▶ **TASK**
Produce a verbatim transcription of the records below, beginning at the line containing "Output the text content of this document." and ending at the final line; include only those lines.

▶ **MATERIAL PROVIDED**
§
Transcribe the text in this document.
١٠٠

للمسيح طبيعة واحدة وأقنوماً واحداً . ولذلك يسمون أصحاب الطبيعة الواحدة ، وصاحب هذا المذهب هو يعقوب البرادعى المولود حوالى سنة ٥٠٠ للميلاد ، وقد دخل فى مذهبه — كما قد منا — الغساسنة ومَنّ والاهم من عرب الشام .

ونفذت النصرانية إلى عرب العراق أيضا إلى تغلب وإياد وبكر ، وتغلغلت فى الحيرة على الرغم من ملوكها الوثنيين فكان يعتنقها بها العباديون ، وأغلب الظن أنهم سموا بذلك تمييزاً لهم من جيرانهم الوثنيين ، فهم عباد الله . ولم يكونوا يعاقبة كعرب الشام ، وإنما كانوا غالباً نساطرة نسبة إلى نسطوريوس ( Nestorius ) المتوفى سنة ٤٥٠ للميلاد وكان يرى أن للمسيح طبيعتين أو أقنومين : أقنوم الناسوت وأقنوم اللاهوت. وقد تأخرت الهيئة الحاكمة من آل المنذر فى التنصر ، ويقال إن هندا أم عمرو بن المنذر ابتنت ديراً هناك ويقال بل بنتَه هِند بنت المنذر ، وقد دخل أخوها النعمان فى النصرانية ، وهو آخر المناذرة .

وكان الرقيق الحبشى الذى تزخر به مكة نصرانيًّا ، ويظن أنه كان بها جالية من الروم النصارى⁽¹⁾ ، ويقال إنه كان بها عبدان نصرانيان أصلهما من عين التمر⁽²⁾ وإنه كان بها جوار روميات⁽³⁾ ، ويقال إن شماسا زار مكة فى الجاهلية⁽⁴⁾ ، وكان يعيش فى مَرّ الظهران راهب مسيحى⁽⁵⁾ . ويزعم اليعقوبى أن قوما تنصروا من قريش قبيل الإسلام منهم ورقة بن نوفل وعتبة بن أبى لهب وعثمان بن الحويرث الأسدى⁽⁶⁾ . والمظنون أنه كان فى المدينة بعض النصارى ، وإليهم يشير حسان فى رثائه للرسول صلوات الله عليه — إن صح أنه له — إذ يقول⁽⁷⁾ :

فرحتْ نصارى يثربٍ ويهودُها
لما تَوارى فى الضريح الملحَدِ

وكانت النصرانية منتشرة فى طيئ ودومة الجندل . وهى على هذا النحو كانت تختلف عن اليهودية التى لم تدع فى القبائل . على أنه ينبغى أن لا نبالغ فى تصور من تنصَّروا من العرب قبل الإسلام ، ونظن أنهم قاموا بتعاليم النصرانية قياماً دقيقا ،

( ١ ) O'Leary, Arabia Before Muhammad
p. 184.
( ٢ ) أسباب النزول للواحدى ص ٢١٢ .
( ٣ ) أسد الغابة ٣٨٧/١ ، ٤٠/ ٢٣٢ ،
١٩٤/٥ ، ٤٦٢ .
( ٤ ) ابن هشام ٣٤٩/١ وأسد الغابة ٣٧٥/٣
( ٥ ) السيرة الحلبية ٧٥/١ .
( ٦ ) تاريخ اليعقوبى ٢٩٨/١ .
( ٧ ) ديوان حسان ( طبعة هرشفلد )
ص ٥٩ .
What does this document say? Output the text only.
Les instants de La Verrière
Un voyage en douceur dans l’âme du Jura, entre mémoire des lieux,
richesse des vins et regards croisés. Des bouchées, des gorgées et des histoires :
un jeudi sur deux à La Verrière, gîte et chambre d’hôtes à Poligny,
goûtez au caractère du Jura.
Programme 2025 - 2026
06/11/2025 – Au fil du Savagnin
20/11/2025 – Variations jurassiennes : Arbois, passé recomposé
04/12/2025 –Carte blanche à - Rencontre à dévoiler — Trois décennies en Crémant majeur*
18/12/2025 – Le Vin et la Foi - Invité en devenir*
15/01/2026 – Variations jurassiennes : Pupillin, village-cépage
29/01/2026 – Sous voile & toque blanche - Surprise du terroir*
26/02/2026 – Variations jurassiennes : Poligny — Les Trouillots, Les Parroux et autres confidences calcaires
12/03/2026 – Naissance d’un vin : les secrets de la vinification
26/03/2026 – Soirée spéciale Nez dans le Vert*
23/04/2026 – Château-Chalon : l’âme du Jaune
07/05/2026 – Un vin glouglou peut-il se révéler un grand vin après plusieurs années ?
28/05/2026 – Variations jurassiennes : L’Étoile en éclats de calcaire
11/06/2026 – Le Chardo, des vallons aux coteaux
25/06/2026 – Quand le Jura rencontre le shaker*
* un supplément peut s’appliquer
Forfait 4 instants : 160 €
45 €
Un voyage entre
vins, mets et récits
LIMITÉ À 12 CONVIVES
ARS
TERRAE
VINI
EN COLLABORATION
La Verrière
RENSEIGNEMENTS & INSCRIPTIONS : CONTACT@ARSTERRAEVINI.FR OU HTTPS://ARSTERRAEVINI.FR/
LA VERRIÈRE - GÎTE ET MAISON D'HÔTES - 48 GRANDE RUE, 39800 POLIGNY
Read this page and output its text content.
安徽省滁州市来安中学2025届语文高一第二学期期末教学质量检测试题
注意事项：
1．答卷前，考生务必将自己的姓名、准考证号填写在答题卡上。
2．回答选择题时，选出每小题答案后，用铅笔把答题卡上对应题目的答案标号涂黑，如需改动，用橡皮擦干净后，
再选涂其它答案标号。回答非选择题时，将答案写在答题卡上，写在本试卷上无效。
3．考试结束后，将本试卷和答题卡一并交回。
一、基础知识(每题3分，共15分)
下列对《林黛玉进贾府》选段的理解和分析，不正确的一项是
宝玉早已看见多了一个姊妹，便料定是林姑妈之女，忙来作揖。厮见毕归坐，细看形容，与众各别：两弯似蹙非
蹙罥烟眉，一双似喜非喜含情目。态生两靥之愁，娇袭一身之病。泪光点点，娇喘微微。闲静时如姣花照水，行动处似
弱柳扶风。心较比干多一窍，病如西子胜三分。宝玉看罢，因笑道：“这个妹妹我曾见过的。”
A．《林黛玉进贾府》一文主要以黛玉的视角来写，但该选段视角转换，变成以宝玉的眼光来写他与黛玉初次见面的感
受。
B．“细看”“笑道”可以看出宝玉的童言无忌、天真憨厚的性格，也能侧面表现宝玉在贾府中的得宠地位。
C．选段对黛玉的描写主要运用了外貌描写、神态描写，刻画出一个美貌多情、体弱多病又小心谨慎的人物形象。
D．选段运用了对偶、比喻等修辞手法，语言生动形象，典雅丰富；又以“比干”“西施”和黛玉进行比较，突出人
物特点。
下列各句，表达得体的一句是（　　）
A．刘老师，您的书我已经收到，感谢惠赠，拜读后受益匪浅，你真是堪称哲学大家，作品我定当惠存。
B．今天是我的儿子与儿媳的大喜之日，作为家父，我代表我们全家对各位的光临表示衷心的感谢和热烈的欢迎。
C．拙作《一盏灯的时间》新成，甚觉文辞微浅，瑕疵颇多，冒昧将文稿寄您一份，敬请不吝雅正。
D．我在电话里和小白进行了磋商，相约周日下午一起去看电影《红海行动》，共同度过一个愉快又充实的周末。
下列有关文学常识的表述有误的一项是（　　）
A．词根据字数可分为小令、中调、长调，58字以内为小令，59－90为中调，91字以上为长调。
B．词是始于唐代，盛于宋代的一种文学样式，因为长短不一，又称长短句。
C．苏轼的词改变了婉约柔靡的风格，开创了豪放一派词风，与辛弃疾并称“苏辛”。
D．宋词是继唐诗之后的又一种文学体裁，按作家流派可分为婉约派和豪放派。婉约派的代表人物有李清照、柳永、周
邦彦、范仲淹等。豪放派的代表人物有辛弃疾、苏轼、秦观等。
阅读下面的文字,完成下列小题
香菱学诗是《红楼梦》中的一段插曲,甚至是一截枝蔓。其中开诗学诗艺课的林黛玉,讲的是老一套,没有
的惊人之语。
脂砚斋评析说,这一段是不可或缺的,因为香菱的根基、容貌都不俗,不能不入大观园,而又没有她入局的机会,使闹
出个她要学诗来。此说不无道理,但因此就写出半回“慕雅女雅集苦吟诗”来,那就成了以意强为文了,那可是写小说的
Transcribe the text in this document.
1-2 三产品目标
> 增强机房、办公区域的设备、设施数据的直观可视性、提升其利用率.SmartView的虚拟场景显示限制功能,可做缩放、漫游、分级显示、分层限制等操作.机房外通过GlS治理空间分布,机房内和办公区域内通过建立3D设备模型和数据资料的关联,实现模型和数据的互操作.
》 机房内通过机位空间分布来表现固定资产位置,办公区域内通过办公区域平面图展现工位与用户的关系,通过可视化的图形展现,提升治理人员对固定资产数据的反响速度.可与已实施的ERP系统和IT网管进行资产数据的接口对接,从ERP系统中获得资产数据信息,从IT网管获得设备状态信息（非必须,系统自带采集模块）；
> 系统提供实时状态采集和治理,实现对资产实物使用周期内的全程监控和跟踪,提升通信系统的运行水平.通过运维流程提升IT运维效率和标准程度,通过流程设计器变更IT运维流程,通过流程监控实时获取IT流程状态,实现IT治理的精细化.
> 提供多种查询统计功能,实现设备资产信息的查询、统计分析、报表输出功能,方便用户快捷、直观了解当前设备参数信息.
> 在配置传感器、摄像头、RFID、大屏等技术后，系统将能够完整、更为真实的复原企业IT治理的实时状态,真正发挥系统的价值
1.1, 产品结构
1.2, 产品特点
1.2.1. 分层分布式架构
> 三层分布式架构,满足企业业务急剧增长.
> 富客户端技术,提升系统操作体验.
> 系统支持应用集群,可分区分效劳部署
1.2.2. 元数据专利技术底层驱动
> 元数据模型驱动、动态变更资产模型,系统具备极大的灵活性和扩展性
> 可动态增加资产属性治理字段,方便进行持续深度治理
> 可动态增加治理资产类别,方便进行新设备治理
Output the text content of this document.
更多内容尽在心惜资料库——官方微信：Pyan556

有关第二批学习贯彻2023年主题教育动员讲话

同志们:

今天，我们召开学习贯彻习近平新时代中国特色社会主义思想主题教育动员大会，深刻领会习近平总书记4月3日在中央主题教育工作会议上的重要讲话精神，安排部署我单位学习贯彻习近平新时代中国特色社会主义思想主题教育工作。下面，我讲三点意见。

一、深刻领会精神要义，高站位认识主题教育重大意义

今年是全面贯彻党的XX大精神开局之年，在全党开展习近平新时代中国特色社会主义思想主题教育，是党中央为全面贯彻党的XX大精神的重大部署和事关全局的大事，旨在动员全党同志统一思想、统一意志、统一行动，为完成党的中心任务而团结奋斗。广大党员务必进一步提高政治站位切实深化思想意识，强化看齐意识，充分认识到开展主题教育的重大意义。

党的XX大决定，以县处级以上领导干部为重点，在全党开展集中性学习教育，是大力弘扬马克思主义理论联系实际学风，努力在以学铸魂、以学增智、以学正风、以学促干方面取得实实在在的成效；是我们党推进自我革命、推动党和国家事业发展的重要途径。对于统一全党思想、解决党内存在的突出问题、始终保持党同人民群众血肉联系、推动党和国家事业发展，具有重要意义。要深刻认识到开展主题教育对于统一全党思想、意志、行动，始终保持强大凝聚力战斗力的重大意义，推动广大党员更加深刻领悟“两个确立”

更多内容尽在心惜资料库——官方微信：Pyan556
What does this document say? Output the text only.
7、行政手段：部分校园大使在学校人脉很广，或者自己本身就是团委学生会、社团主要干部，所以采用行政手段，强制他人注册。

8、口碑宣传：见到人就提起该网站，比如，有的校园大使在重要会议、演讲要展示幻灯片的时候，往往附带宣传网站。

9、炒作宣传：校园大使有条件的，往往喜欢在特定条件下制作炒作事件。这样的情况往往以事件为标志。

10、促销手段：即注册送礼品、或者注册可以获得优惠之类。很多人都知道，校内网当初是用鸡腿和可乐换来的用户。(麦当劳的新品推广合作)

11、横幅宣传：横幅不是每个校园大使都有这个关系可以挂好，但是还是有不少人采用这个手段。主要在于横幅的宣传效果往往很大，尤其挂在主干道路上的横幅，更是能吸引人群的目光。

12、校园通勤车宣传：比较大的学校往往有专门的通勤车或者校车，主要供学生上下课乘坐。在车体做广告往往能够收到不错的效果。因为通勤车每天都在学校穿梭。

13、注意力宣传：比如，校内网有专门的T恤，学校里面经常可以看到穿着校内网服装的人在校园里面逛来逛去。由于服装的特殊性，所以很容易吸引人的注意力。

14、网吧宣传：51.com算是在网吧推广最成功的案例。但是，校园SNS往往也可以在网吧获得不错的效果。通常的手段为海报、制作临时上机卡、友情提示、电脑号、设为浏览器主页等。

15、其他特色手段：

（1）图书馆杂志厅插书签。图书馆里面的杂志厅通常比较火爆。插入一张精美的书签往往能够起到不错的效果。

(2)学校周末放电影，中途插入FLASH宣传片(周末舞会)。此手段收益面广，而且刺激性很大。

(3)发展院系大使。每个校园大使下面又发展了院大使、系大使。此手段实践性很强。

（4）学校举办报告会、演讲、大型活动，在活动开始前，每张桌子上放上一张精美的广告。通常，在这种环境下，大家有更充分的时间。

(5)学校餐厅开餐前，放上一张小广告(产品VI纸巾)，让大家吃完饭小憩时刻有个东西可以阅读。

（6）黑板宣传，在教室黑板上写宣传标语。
§
▶ **COMPLETE ANSWER**
Output the text content of this document.
更多内容尽在心惜资料库——官方微信：Pyan556

有关第二批学习贯彻2023年主题教育动员讲话

同志们:

今天，我们召开学习贯彻习近平新时代中国特色社会主义思想主题教育动员大会，深刻领会习近平总书记4月3日在中央主题教育工作会议上的重要讲话精神，安排部署我单位学习贯彻习近平新时代中国特色社会主义思想主题教育工作。下面，我讲三点意见。

一、深刻领会精神要义，高站位认识主题教育重大意义

今年是全面贯彻党的XX大精神开局之年，在全党开展习近平新时代中国特色社会主义思想主题教育，是党中央为全面贯彻党的XX大精神的重大部署和事关全局的大事，旨在动员全党同志统一思想、统一意志、统一行动，为完成党的中心任务而团结奋斗。广大党员务必进一步提高政治站位切实深化思想意识，强化看齐意识，充分认识到开展主题教育的重大意义。

党的XX大决定，以县处级以上领导干部为重点，在全党开展集中性学习教育，是大力弘扬马克思主义理论联系实际学风，努力在以学铸魂、以学增智、以学正风、以学促干方面取得实实在在的成效；是我们党推进自我革命、推动党和国家事业发展的重要途径。对于统一全党思想、解决党内存在的突出问题、始终保持党同人民群众血肉联系、推动党和国家事业发展，具有重要意义。要深刻认识到开展主题教育对于统一全党思想、意志、行动，始终保持强大凝聚力战斗力的重大意义，推动广大党员更加深刻领悟“两个确立”

更多内容尽在心惜资料库——官方微信：Pyan556
What does this document say? Output the text only.
7、行政手段：部分校园大使在学校人脉很广，或者自己本身就是团委学生会、社团主要干部，所以采用行政手段，强制他人注册。

8、口碑宣传：见到人就提起该网站，比如，有的校园大使在重要会议、演讲要展示幻灯片的时候，往往附带宣传网站。

9、炒作宣传：校园大使有条件的，往往喜欢在特定条件下制作炒作事件。这样的情况往往以事件为标志。

10、促销手段：即注册送礼品、或者注册可以获得优惠之类。很多人都知道，校内网当初是用鸡腿和可乐换来的用户。(麦当劳的新品推广合作)

11、横幅宣传：横幅不是每个校园大使都有这个关系可以挂好，但是还是有不少人采用这个手段。主要在于横幅的宣传效果往往很大，尤其挂在主干道路上的横幅，更是能吸引人群的目光。

12、校园通勤车宣传：比较大的学校往往有专门的通勤车或者校车，主要供学生上下课乘坐。在车体做广告往往能够收到不错的效果。因为通勤车每天都在学校穿梭。

13、注意力宣传：比如，校内网有专门的T恤，学校里面经常可以看到穿着校内网服装的人在校园里面逛来逛去。由于服装的特殊性，所以很容易吸引人的注意力。

14、网吧宣传：51.com算是在网吧推广最成功的案例。但是，校园SNS往往也可以在网吧获得不错的效果。通常的手段为海报、制作临时上机卡、友情提示、电脑号、设为浏览器主页等。

15、其他特色手段：

（1）图书馆杂志厅插书签。图书馆里面的杂志厅通常比较火爆。插入一张精美的书签往往能够起到不错的效果。

(2)学校周末放电影，中途插入FLASH宣传片(周末舞会)。此手段收益面广，而且刺激性很大。

(3)发展院系大使。每个校园大使下面又发展了院大使、系大使。此手段实践性很强。

（4）学校举办报告会、演讲、大型活动，在活动开始前，每张桌子上放上一张精美的广告。通常，在这种环境下，大家有更充分的时间。

(5)学校餐厅开餐前，放上一张小广告(产品VI纸巾)，让大家吃完饭小憩时刻有个东西可以阅读。

（6）黑板宣传，在教室黑板上写宣传标语。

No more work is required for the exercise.